[Material shown start]

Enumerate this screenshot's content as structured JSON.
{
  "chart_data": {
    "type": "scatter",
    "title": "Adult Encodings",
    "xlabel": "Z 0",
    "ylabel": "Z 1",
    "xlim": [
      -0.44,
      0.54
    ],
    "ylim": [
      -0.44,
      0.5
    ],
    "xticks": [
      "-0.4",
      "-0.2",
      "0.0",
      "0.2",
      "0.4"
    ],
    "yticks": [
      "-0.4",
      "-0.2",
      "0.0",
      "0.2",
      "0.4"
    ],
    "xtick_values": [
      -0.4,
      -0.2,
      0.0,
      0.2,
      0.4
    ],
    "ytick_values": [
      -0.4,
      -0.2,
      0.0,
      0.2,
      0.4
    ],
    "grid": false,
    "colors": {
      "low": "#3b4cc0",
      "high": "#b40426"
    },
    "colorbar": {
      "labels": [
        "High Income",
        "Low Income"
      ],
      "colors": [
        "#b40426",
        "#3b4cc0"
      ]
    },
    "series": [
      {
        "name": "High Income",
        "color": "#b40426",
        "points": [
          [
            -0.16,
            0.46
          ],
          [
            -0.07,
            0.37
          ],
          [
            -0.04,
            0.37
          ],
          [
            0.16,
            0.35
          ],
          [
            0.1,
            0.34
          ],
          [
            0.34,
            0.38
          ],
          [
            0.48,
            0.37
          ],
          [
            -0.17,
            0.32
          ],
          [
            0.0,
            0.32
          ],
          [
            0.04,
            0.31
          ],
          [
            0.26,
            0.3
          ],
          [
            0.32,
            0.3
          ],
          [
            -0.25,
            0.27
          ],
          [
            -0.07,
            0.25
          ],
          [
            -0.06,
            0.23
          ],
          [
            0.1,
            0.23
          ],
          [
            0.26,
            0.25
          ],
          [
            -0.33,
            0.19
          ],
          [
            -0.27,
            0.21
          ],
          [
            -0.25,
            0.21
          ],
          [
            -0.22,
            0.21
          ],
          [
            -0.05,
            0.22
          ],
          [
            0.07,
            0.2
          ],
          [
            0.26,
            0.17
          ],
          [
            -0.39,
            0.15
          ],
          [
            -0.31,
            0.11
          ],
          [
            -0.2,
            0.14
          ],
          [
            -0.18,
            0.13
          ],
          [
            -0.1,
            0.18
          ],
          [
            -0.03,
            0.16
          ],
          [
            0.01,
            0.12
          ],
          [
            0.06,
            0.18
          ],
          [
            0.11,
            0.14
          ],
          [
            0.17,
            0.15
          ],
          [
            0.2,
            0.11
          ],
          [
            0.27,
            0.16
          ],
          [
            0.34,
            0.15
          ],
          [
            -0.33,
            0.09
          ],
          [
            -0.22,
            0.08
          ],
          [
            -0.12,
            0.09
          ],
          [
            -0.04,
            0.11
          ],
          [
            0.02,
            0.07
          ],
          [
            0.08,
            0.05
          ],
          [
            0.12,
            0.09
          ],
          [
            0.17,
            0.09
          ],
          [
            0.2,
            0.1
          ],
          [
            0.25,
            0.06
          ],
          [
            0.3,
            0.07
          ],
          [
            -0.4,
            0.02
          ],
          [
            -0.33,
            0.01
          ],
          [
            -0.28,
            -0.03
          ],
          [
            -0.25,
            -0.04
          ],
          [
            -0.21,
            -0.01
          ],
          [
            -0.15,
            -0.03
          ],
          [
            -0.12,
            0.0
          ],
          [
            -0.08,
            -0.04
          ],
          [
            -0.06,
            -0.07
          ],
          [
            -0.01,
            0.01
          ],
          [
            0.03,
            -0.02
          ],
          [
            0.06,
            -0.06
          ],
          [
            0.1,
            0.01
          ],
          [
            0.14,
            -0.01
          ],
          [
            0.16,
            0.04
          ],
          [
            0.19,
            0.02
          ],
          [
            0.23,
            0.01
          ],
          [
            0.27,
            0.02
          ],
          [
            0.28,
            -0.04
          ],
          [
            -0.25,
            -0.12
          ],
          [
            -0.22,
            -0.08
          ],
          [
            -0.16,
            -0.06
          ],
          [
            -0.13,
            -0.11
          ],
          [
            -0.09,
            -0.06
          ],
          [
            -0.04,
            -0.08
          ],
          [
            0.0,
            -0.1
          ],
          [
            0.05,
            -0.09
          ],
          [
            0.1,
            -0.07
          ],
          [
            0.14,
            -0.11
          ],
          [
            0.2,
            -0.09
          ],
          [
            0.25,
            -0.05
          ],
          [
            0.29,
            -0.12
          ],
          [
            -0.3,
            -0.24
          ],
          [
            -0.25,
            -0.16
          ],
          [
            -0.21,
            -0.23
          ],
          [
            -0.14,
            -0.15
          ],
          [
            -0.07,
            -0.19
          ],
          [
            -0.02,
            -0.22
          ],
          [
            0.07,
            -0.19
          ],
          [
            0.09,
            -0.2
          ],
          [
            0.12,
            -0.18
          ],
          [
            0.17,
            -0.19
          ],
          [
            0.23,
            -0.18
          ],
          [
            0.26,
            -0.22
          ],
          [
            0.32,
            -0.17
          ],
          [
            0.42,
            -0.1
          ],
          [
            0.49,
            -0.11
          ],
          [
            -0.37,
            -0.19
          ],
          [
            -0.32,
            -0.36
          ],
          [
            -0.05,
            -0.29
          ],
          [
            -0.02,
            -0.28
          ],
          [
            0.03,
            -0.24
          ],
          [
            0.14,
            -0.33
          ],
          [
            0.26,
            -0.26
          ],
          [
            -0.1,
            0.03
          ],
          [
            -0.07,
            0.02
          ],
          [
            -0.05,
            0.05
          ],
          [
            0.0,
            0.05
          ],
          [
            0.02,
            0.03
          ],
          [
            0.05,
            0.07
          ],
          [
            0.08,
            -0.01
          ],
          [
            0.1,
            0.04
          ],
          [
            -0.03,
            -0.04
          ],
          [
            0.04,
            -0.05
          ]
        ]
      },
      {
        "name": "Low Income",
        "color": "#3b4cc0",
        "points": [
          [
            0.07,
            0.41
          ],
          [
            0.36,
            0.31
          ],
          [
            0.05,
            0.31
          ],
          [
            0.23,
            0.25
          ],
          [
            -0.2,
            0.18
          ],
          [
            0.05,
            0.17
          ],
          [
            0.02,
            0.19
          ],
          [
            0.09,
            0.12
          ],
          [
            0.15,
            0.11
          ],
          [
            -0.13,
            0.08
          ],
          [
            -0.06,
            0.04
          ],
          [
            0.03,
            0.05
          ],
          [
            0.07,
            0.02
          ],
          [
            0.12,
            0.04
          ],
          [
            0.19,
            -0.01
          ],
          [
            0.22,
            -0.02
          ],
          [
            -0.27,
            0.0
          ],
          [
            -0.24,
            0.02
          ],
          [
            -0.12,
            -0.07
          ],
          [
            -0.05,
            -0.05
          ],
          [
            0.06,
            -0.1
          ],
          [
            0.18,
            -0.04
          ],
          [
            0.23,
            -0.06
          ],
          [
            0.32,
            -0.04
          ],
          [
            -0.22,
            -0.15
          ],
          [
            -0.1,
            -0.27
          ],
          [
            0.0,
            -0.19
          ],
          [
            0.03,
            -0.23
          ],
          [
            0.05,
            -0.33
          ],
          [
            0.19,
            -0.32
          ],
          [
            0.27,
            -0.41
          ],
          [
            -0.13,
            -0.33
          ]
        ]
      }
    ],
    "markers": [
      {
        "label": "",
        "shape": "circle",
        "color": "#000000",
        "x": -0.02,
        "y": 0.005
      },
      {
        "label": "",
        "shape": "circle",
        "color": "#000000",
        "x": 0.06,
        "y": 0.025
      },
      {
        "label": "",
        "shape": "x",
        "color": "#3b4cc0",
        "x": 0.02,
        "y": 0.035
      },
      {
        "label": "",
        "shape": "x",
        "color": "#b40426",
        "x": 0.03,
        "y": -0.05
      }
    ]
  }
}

[Material shown end]

Repeat all of the records above exactly as written.

◆ **Answer**
Enumerate this screenshot's content as structured JSON.
{
  "chart_data": {
    "type": "scatter",
    "title": "Adult Encodings",
    "xlabel": "Z 0",
    "ylabel": "Z 1",
    "xlim": [
      -0.44,
      0.54
    ],
    "ylim": [
      -0.44,
      0.5
    ],
    "xticks": [
      "-0.4",
      "-0.2",
      "0.0",
      "0.2",
      "0.4"
    ],
    "yticks": [
      "-0.4",
      "-0.2",
      "0.0",
      "0.2",
      "0.4"
    ],
    "xtick_values": [
      -0.4,
      -0.2,
      0.0,
      0.2,
      0.4
    ],
    "ytick_values": [
      -0.4,
      -0.2,
      0.0,
      0.2,
      0.4
    ],
    "grid": false,
    "colors": {
      "low": "#3b4cc0",
      "high": "#b40426"
    },
    "colorbar": {
      "labels": [
        "High Income",
        "Low Income"
      ],
      "colors": [
        "#b40426",
        "#3b4cc0"
      ]
    },
    "series": [
      {
        "name": "High Income",
        "color": "#b40426",
        "points": [
          [
            -0.16,
            0.46
          ],
          [
            -0.07,
            0.37
          ],
          [
            -0.04,
            0.37
          ],
          [
            0.16,
            0.35
          ],
          [
            0.1,
            0.34
          ],
          [
            0.34,
            0.38
          ],
          [
            0.48,
            0.37
          ],
          [
            -0.17,
            0.32
          ],
          [
            0.0,
            0.32
          ],
          [
            0.04,
            0.31
          ],
          [
            0.26,
            0.3
          ],
          [
            0.32,
            0.3
          ],
          [
            -0.25,
            0.27
          ],
          [
            -0.07,
            0.25
          ],
          [
            -0.06,
            0.23
          ],
          [
            0.1,
            0.23
          ],
          [
            0.26,
            0.25
          ],
          [
            -0.33,
            0.19
          ],
          [
            -0.27,
            0.21
          ],
          [
            -0.25,
            0.21
          ],
          [
            -0.22,
            0.21
          ],
          [
            -0.05,
            0.22
          ],
          [
            0.07,
            0.2
          ],
          [
            0.26,
            0.17
          ],
          [
            -0.39,
            0.15
          ],
          [
            -0.31,
            0.11
          ],
          [
            -0.2,
            0.14
          ],
          [
            -0.18,
            0.13
          ],
          [
            -0.1,
            0.18
          ],
          [
            -0.03,
            0.16
          ],
          [
            0.01,
            0.12
          ],
          [
            0.06,
            0.18
          ],
          [
            0.11,
            0.14
          ],
          [
            0.17,
            0.15
          ],
          [
            0.2,
            0.11
          ],
          [
            0.27,
            0.16
          ],
          [
            0.34,
            0.15
          ],
          [
            -0.33,
            0.09
          ],
          [
            -0.22,
            0.08
          ],
          [
            -0.12,
            0.09
          ],
          [
            -0.04,
            0.11
          ],
          [
            0.02,
            0.07
          ],
          [
            0.08,
            0.05
          ],
          [
            0.12,
            0.09
          ],
          [
            0.17,
            0.09
          ],
          [
            0.2,
            0.1
          ],
          [
            0.25,
            0.06
          ],
          [
            0.3,
            0.07
          ],
          [
            -0.4,
            0.02
          ],
          [
            -0.33,
            0.01
          ],
          [
            -0.28,
            -0.03
          ],
          [
            -0.25,
            -0.04
          ],
          [
            -0.21,
            -0.01
          ],
          [
            -0.15,
            -0.03
          ],
          [
            -0.12,
            0.0
          ],
          [
            -0.08,
            -0.04
          ],
          [
            -0.06,
            -0.07
          ],
          [
            -0.01,
            0.01
          ],
          [
            0.03,
            -0.02
          ],
          [
            0.06,
            -0.06
          ],
          [
            0.1,
            0.01
          ],
          [
            0.14,
            -0.01
          ],
          [
            0.16,
            0.04
          ],
          [
            0.19,
            0.02
          ],
          [
            0.23,
            0.01
          ],
          [
            0.27,
            0.02
          ],
          [
            0.28,
            -0.04
          ],
          [
            -0.25,
            -0.12
          ],
          [
            -0.22,
            -0.08
          ],
          [
            -0.16,
            -0.06
          ],
          [
            -0.13,
            -0.11
          ],
          [
            -0.09,
            -0.06
          ],
          [
            -0.04,
            -0.08
          ],
          [
            0.0,
            -0.1
          ],
          [
            0.05,
            -0.09
          ],
          [
            0.1,
            -0.07
          ],
          [
            0.14,
            -0.11
          ],
          [
            0.2,
            -0.09
          ],
          [
            0.25,
            -0.05
          ],
          [
            0.29,
            -0.12
          ],
          [
            -0.3,
            -0.24
          ],
          [
            -0.25,
            -0.16
          ],
          [
            -0.21,
            -0.23
          ],
          [
            -0.14,
            -0.15
          ],
          [
            -0.07,
            -0.19
          ],
          [
            -0.02,
            -0.22
          ],
          [
            0.07,
            -0.19
          ],
          [
            0.09,
            -0.2
          ],
          [
            0.12,
            -0.18
          ],
          [
            0.17,
            -0.19
          ],
          [
            0.23,
            -0.18
          ],
          [
            0.26,
            -0.22
          ],
          [
            0.32,
            -0.17
          ],
          [
            0.42,
            -0.1
          ],
          [
            0.49,
            -0.11
          ],
          [
            -0.37,
            -0.19
          ],
          [
            -0.32,
            -0.36
          ],
          [
            -0.05,
            -0.29
          ],
          [
            -0.02,
            -0.28
          ],
          [
            0.03,
            -0.24
          ],
          [
            0.14,
            -0.33
          ],
          [
            0.26,
            -0.26
          ],
          [
            -0.1,
            0.03
          ],
          [
            -0.07,
            0.02
          ],
          [
            -0.05,
            0.05
          ],
          [
            0.0,
            0.05
          ],
          [
            0.02,
            0.03
          ],
          [
            0.05,
            0.07
          ],
          [
            0.08,
            -0.01
          ],
          [
            0.1,
            0.04
          ],
          [
            -0.03,
            -0.04
          ],
          [
            0.04,
            -0.05
          ]
        ]
      },
      {
        "name": "Low Income",
        "color": "#3b4cc0",
        "points": [
          [
            0.07,
            0.41
          ],
          [
            0.36,
            0.31
          ],
          [
            0.05,
            0.31
          ],
          [
            0.23,
            0.25
          ],
          [
            -0.2,
            0.18
          ],
          [
            0.05,
            0.17
          ],
          [
            0.02,
            0.19
          ],
          [
            0.09,
            0.12
          ],
          [
            0.15,
            0.11
          ],
          [
            -0.13,
            0.08
          ],
          [
            -0.06,
            0.04
          ],
          [
            0.03,
            0.05
          ],
          [
            0.07,
            0.02
          ],
          [
            0.12,
            0.04
          ],
          [
            0.19,
            -0.01
          ],
          [
            0.22,
            -0.02
          ],
          [
            -0.27,
            0.0
          ],
          [
            -0.24,
            0.02
          ],
          [
            -0.12,
            -0.07
          ],
          [
            -0.05,
            -0.05
          ],
          [
            0.06,
            -0.1
          ],
          [
            0.18,
            -0.04
          ],
          [
            0.23,
            -0.06
          ],
          [
            0.32,
            -0.04
          ],
          [
            -0.22,
            -0.15
          ],
          [
            -0.1,
            -0.27
          ],
          [
            0.0,
            -0.19
          ],
          [
            0.03,
            -0.23
          ],
          [
            0.05,
            -0.33
          ],
          [
            0.19,
            -0.32
          ],
          [
            0.27,
            -0.41
          ],
          [
            -0.13,
            -0.33
          ]
        ]
      }
    ],
    "markers": [
      {
        "label": "",
        "shape": "circle",
        "color": "#000000",
        "x": -0.02,
        "y": 0.005
      },
      {
        "label": "",
        "shape": "circle",
        "color": "#000000",
        "x": 0.06,
        "y": 0.025
      },
      {
        "label": "",
        "shape": "x",
        "color": "#3b4cc0",
        "x": 0.02,
        "y": 0.035
      },
      {
        "label": "",
        "shape": "x",
        "color": "#b40426",
        "x": 0.03,
        "y": -0.05
      }
    ]
  }
}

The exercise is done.